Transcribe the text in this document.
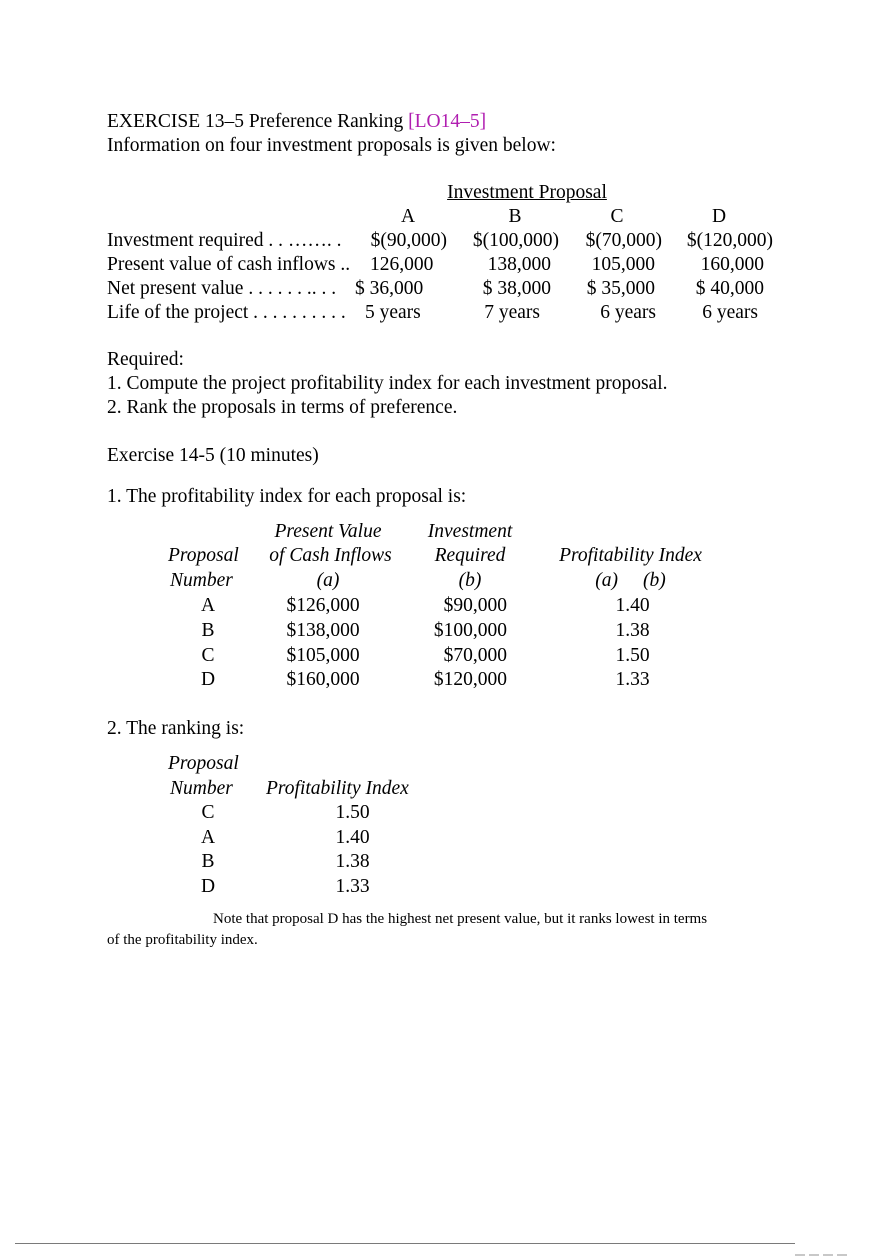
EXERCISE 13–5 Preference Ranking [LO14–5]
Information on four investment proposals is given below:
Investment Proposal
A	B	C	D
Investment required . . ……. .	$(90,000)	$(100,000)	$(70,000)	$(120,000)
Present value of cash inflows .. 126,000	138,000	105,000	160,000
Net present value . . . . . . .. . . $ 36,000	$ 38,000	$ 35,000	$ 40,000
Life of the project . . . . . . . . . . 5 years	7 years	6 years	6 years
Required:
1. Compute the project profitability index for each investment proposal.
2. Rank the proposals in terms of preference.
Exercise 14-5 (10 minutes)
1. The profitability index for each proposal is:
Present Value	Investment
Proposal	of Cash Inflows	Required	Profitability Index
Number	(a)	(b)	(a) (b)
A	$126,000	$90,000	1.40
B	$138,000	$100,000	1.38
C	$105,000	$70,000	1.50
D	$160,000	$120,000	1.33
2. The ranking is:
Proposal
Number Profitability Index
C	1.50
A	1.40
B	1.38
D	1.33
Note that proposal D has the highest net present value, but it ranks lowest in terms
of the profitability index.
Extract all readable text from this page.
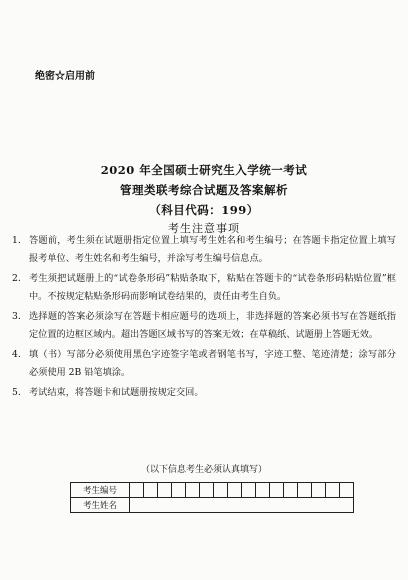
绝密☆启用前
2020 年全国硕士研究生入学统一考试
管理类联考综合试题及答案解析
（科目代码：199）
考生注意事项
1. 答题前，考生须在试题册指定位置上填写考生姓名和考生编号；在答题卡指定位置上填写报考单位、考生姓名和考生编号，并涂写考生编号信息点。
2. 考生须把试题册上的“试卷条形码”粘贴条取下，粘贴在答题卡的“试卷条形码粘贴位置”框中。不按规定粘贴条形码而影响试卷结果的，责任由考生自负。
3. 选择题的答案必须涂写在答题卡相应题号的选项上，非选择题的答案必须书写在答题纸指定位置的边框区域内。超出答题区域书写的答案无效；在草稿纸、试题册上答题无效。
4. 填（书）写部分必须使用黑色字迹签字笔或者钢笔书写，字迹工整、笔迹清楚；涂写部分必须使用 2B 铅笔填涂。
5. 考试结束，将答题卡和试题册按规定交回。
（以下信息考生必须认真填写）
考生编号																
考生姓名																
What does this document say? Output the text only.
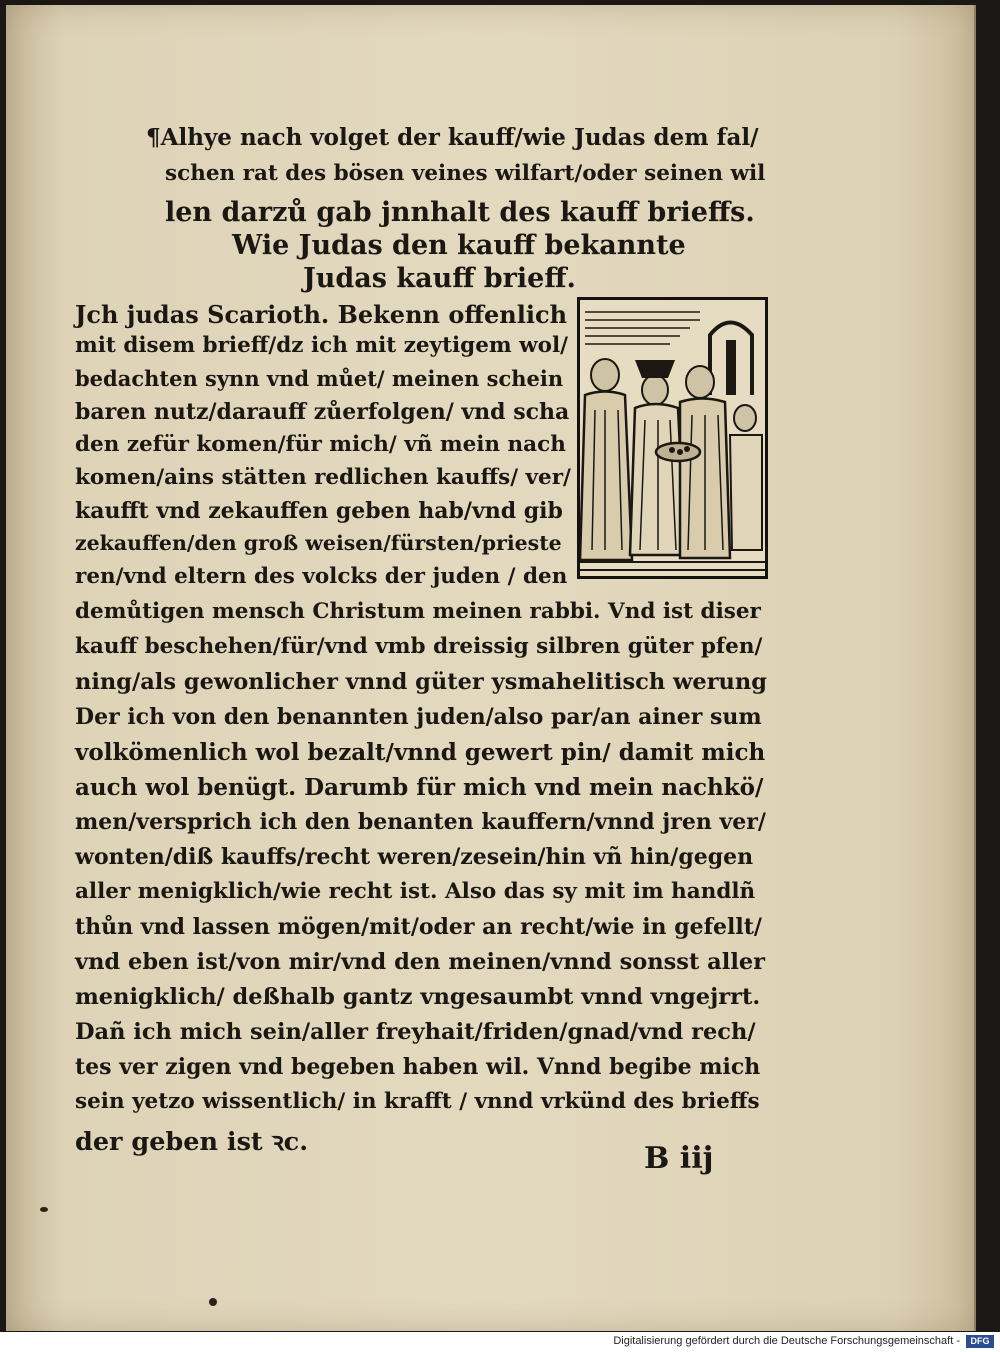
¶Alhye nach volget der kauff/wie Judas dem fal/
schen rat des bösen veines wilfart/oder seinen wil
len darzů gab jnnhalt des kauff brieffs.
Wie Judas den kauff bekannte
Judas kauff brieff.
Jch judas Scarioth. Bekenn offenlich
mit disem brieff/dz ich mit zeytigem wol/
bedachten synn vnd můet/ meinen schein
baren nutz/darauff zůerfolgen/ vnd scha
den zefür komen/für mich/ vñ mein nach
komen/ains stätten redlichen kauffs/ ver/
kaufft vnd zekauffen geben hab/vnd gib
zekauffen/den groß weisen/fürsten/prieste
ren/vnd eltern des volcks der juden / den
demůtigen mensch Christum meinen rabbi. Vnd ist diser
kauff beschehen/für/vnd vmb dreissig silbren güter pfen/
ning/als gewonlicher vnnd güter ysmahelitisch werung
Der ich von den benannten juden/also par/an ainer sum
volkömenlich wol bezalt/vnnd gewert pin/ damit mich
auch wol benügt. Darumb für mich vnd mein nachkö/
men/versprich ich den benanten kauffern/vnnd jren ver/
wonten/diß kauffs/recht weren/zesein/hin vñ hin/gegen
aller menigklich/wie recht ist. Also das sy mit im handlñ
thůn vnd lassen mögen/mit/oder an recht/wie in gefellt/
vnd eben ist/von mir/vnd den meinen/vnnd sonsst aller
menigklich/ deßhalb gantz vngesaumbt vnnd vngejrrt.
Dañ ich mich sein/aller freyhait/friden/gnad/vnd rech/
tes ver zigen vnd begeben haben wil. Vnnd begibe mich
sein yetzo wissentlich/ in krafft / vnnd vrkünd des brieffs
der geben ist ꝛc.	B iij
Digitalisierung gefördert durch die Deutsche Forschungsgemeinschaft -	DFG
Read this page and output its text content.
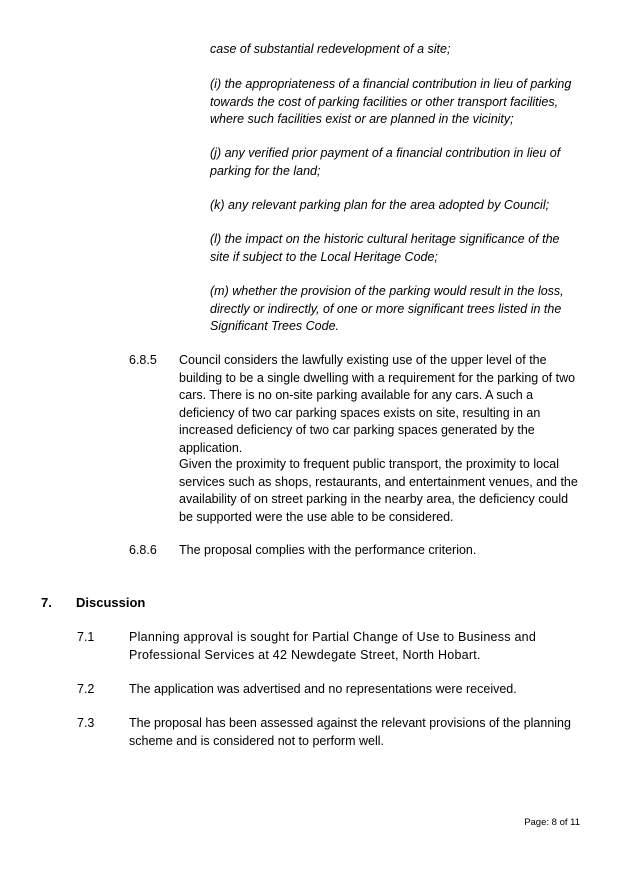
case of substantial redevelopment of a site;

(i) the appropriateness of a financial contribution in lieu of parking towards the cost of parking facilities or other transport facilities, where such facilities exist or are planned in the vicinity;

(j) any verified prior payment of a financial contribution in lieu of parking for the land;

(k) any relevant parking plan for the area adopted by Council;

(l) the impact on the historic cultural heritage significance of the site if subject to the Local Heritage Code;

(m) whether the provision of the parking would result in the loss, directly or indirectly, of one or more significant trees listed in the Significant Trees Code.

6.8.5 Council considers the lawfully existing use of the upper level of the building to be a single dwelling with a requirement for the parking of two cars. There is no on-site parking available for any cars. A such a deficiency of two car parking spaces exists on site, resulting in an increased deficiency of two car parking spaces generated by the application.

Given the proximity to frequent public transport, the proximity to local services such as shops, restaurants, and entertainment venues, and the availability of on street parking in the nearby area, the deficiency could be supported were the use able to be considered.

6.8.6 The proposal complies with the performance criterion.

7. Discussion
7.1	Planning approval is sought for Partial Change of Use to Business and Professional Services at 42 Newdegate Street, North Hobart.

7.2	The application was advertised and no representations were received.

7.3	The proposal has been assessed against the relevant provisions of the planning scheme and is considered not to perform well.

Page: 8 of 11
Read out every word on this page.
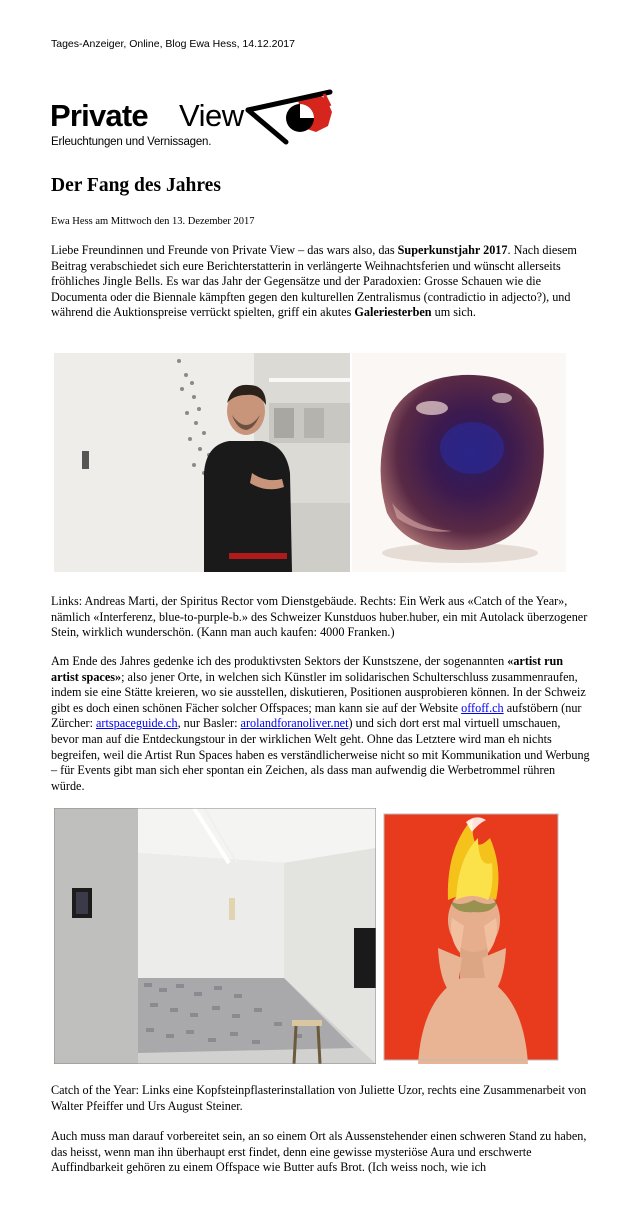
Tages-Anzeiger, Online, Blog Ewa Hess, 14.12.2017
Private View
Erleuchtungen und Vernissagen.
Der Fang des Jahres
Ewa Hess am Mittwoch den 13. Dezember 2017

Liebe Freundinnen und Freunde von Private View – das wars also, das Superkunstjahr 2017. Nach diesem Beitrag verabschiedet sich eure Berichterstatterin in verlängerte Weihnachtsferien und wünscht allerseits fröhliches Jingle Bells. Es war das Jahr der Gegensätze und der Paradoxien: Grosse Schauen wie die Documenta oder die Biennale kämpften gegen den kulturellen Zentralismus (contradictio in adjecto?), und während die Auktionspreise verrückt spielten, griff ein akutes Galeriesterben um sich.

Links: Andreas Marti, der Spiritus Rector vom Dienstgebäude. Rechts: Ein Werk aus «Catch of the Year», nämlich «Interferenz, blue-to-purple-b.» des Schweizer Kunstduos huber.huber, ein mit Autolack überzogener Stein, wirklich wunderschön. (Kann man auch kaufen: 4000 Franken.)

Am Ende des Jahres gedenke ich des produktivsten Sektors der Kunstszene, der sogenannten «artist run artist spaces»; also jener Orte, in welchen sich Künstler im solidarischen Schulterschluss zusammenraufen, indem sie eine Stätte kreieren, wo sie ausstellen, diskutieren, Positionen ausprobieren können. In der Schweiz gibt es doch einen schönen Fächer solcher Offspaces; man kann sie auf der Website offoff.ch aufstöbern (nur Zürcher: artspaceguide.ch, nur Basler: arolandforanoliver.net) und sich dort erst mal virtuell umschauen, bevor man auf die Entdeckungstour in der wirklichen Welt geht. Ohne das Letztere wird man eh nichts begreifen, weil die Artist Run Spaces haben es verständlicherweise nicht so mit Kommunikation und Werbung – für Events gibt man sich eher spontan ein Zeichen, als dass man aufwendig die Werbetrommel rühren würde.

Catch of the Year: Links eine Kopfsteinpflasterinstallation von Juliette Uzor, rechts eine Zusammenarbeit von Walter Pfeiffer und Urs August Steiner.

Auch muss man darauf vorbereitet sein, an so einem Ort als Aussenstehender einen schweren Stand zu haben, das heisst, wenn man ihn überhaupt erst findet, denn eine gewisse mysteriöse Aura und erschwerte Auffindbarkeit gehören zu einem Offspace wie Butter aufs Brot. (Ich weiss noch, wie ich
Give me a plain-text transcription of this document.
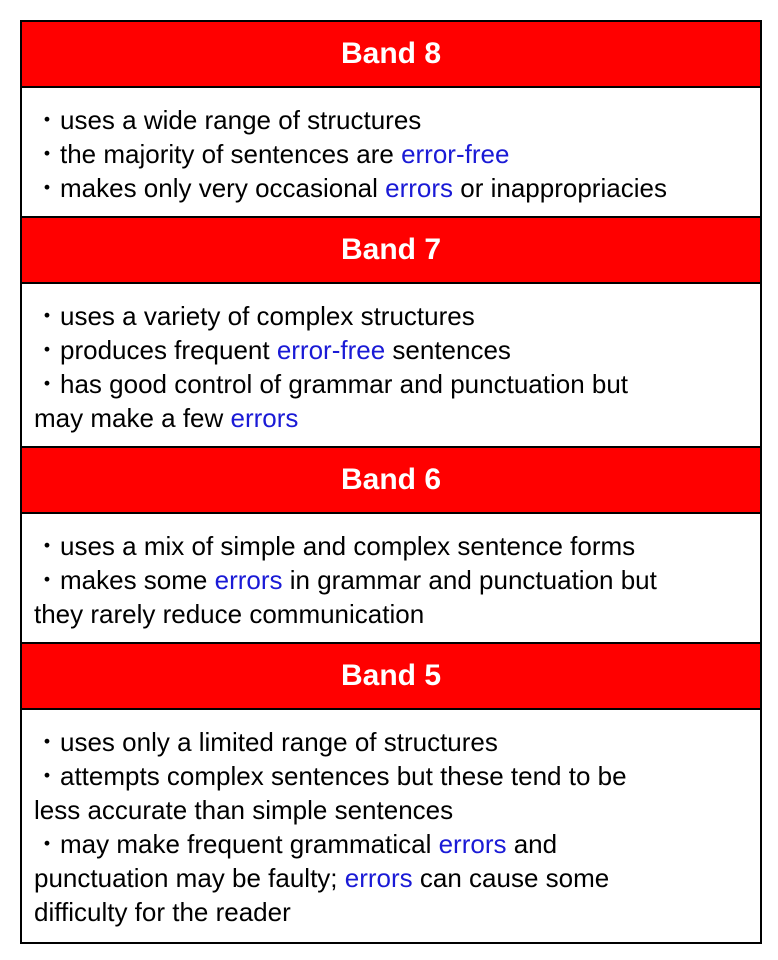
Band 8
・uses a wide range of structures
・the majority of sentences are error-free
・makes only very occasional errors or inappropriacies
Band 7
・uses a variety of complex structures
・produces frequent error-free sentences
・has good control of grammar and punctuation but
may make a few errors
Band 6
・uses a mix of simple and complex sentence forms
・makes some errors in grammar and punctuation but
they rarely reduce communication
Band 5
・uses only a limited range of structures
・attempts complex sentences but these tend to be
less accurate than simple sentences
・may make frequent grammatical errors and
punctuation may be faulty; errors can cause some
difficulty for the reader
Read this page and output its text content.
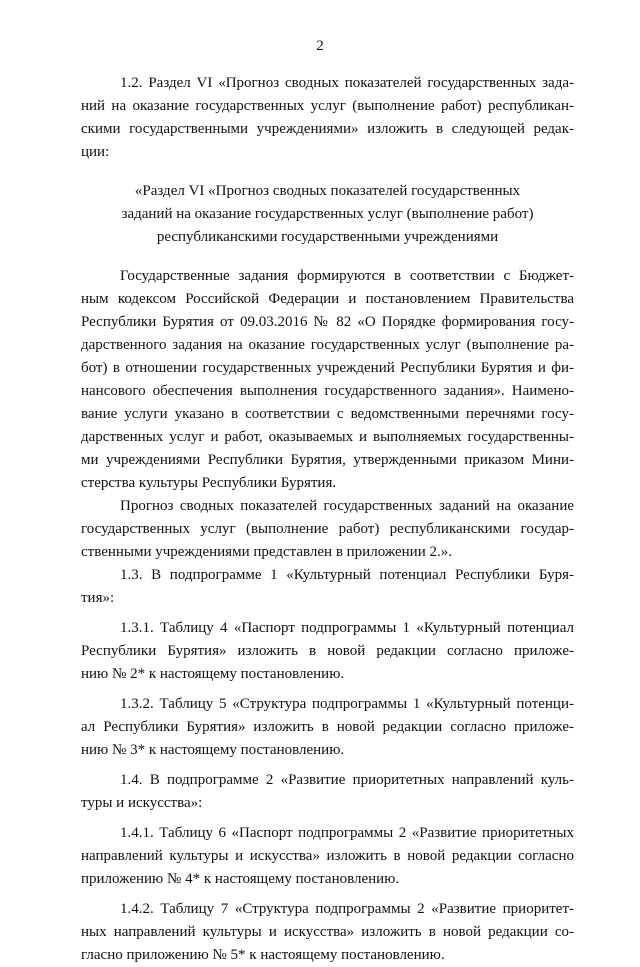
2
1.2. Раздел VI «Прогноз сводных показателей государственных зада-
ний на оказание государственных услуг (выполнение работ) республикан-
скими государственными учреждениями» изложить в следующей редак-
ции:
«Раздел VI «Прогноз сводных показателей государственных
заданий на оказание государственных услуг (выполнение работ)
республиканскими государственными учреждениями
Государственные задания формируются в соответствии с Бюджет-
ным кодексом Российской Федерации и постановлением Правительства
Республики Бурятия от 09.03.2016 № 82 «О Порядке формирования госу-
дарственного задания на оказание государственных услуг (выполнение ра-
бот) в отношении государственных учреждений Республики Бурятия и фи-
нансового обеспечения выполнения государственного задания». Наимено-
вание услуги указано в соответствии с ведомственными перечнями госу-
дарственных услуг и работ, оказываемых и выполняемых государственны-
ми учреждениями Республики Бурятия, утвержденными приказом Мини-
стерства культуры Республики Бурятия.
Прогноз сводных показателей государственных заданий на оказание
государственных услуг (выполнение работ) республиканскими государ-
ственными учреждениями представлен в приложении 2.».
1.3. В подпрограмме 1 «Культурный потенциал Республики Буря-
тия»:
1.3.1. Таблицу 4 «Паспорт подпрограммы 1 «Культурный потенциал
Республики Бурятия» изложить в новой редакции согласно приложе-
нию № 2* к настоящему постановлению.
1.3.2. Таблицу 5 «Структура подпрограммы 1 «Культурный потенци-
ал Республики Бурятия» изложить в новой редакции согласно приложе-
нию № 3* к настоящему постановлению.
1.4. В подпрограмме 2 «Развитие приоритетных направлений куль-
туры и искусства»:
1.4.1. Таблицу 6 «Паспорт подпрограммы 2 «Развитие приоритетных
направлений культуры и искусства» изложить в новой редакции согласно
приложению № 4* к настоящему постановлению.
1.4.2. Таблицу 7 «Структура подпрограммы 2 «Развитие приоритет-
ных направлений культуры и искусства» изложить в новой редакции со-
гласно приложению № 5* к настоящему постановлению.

__TASK INSTRUCTIONS__
State the count of lines that contain the string "terms". Nothing else is needed.

__TASK SOLUTION__
2